Material for this task:
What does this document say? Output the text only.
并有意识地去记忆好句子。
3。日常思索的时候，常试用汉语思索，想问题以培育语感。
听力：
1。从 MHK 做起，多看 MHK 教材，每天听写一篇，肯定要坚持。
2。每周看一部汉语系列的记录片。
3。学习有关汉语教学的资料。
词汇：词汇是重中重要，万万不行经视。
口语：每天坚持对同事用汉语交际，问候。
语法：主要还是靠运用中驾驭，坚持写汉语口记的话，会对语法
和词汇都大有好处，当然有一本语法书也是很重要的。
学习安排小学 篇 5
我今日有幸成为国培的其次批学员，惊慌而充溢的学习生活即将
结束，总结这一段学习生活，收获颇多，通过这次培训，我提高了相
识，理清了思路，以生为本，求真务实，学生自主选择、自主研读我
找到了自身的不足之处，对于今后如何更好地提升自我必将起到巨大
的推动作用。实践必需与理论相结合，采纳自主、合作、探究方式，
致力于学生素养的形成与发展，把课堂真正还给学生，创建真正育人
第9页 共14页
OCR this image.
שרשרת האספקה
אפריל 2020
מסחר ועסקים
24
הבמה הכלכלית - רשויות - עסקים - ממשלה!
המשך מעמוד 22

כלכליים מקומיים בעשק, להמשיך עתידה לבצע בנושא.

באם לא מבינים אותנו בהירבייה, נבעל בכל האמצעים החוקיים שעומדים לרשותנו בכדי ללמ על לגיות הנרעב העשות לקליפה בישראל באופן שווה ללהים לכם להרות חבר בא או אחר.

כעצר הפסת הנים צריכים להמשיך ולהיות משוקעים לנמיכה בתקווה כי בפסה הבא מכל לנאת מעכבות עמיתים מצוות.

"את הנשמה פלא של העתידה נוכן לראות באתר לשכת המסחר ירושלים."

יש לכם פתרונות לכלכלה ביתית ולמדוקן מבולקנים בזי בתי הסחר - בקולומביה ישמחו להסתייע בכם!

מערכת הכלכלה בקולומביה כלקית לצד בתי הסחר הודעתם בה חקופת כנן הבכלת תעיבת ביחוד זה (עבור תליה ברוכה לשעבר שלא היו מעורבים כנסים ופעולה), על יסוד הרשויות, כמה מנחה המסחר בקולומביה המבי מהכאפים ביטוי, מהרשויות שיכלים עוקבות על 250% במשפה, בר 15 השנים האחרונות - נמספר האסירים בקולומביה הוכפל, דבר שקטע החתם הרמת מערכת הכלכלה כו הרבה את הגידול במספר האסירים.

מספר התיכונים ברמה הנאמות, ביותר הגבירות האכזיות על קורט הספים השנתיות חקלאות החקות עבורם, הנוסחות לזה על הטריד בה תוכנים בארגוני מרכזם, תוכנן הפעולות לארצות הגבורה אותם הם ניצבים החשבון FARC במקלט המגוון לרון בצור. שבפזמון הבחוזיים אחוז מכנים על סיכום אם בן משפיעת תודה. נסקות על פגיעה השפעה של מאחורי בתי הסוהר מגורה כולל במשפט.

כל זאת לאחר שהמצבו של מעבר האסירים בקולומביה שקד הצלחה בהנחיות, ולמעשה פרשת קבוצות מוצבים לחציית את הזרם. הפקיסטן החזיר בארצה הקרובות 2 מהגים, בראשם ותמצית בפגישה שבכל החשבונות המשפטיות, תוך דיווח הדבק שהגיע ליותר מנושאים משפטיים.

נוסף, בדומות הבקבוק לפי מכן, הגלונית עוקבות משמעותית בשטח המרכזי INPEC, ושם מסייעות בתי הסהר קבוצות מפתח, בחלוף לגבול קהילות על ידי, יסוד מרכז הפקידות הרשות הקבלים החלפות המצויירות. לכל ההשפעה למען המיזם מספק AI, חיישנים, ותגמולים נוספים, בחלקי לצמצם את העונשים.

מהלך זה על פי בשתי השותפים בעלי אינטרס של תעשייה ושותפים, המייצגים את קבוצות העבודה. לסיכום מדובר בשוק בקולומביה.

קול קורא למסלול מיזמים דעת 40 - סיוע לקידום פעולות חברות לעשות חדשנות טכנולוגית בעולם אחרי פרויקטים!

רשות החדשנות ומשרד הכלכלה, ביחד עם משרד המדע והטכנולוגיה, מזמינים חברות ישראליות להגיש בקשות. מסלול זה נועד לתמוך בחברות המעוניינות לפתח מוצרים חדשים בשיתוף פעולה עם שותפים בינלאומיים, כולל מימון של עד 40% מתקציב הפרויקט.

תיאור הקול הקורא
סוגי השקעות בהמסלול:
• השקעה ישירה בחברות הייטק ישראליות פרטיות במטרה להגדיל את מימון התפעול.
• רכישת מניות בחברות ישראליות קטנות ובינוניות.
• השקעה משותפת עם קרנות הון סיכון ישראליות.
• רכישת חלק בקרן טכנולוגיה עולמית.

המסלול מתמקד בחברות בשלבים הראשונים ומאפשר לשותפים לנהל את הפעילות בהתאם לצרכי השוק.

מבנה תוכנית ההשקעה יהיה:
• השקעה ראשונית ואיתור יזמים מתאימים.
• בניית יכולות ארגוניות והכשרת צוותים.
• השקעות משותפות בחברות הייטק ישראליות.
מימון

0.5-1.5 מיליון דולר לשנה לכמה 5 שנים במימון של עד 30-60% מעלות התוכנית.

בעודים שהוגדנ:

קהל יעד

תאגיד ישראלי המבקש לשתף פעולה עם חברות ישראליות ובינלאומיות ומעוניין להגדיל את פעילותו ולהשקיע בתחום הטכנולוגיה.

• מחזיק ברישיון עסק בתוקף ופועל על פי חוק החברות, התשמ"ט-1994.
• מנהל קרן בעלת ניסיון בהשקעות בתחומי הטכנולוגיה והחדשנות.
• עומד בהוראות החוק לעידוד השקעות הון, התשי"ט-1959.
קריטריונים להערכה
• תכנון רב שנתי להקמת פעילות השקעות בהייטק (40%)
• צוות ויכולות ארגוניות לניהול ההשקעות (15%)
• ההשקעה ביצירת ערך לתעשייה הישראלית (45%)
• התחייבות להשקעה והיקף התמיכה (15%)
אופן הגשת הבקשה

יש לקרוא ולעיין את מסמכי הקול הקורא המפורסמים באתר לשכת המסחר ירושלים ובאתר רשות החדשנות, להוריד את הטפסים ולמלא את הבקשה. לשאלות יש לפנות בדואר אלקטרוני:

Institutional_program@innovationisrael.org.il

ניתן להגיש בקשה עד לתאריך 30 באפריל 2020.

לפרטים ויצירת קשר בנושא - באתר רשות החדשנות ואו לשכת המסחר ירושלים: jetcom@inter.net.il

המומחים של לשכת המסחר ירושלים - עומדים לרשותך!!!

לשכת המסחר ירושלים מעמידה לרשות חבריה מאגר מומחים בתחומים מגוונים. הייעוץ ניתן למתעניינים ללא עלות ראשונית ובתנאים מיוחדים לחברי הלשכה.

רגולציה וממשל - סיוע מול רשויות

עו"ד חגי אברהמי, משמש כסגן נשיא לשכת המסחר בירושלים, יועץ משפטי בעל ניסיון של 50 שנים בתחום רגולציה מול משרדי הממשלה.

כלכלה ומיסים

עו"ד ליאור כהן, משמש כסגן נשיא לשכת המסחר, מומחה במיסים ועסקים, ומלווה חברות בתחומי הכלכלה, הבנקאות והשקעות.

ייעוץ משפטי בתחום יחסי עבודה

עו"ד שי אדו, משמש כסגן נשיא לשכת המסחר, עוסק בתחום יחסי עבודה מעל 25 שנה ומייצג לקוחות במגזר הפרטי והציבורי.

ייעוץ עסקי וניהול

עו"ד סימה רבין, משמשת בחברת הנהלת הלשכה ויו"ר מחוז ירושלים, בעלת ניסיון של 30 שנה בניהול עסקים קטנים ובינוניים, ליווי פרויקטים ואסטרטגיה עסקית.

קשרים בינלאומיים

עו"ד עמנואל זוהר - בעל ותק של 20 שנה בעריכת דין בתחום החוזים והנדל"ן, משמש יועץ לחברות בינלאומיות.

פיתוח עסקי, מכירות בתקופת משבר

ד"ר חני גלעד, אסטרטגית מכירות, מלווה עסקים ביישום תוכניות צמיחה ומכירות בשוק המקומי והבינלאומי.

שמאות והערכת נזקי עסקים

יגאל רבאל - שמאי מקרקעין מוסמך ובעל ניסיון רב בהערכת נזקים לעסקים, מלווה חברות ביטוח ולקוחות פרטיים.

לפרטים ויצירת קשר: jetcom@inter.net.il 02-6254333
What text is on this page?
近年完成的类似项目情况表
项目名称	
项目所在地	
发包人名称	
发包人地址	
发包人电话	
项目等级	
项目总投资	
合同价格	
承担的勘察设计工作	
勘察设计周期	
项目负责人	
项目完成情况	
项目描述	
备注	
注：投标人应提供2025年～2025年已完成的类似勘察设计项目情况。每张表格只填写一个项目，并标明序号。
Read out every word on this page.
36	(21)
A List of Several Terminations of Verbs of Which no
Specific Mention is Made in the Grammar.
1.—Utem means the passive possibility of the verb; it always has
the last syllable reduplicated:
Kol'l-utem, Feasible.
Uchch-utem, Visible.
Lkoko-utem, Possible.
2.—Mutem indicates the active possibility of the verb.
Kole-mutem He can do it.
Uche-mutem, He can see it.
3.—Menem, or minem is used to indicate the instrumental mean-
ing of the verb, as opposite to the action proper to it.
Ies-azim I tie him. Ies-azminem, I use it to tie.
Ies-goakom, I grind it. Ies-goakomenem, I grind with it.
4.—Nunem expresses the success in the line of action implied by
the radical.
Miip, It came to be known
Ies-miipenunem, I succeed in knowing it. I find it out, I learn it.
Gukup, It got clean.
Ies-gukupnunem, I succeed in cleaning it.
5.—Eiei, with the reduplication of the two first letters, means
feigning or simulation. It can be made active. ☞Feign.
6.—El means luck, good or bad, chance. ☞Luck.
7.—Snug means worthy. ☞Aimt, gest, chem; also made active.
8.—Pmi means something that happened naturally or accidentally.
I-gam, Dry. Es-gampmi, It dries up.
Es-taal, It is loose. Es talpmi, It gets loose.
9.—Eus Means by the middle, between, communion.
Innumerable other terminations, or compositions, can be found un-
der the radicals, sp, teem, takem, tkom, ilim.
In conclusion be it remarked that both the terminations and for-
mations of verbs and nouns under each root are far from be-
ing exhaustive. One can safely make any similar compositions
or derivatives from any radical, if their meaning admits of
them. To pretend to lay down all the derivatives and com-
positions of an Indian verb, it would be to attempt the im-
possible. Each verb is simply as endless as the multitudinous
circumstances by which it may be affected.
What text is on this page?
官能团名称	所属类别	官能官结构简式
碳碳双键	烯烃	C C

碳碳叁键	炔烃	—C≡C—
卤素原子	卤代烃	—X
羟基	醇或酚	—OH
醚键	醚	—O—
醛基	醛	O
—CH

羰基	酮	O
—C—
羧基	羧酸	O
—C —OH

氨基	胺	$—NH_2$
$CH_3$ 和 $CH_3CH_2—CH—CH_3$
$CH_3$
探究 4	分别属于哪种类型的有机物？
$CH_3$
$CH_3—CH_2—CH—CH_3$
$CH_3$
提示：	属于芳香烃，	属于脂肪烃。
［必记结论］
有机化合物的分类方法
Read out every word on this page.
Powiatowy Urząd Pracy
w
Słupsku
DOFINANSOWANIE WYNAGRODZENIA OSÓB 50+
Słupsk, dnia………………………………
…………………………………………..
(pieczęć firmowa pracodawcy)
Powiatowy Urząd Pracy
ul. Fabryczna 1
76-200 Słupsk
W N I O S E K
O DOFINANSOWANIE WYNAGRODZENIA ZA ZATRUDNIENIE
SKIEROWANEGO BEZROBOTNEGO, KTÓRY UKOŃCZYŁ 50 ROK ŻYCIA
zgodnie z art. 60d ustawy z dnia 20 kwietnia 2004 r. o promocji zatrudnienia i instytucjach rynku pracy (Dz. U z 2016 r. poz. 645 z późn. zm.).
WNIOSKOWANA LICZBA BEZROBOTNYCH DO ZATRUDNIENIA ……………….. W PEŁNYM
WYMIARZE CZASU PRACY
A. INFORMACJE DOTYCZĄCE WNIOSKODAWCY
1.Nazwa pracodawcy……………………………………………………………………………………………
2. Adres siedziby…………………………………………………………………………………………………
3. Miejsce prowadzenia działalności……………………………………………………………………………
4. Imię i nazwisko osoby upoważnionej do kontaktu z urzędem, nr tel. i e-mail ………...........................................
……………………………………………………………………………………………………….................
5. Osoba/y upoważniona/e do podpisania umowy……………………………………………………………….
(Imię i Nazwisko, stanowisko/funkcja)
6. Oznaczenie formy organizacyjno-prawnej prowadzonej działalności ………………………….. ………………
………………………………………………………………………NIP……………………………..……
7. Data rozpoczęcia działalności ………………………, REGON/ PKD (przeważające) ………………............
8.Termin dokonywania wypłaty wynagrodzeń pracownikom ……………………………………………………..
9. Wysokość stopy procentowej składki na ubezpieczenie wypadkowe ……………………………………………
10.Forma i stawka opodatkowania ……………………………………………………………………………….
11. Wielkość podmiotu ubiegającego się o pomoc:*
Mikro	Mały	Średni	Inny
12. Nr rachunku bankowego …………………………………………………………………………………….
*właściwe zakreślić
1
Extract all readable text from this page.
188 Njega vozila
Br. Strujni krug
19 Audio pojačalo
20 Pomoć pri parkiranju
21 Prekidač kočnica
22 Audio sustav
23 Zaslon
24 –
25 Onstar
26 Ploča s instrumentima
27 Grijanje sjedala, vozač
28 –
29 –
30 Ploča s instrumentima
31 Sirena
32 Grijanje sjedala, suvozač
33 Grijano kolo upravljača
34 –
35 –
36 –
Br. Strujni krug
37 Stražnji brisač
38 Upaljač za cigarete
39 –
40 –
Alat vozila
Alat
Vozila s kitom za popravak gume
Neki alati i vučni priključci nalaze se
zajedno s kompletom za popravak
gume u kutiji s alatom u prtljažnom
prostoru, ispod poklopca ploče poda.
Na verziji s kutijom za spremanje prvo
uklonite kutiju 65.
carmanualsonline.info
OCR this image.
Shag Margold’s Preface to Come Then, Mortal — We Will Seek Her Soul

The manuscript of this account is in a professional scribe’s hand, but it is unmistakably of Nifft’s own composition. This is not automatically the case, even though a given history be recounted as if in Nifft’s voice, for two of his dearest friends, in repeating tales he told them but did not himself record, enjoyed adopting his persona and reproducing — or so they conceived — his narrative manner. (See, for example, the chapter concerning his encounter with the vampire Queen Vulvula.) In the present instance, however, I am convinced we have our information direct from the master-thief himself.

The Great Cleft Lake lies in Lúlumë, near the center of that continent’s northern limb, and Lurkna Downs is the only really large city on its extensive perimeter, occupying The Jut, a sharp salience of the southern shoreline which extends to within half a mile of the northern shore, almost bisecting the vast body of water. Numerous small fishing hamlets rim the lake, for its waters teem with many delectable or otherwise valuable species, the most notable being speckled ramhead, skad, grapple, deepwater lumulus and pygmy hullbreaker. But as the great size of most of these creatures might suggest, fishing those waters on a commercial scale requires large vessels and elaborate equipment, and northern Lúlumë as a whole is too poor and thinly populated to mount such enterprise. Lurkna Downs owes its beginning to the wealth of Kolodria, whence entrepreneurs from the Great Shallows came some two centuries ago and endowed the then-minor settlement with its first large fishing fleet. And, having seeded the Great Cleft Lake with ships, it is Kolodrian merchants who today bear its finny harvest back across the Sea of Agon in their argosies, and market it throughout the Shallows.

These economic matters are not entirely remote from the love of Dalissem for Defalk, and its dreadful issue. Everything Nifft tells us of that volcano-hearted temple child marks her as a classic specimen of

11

Short exercise: State the number of lines in this listing that contain the string "instrumentima", and add nothing else.

Answer for this exercise: 2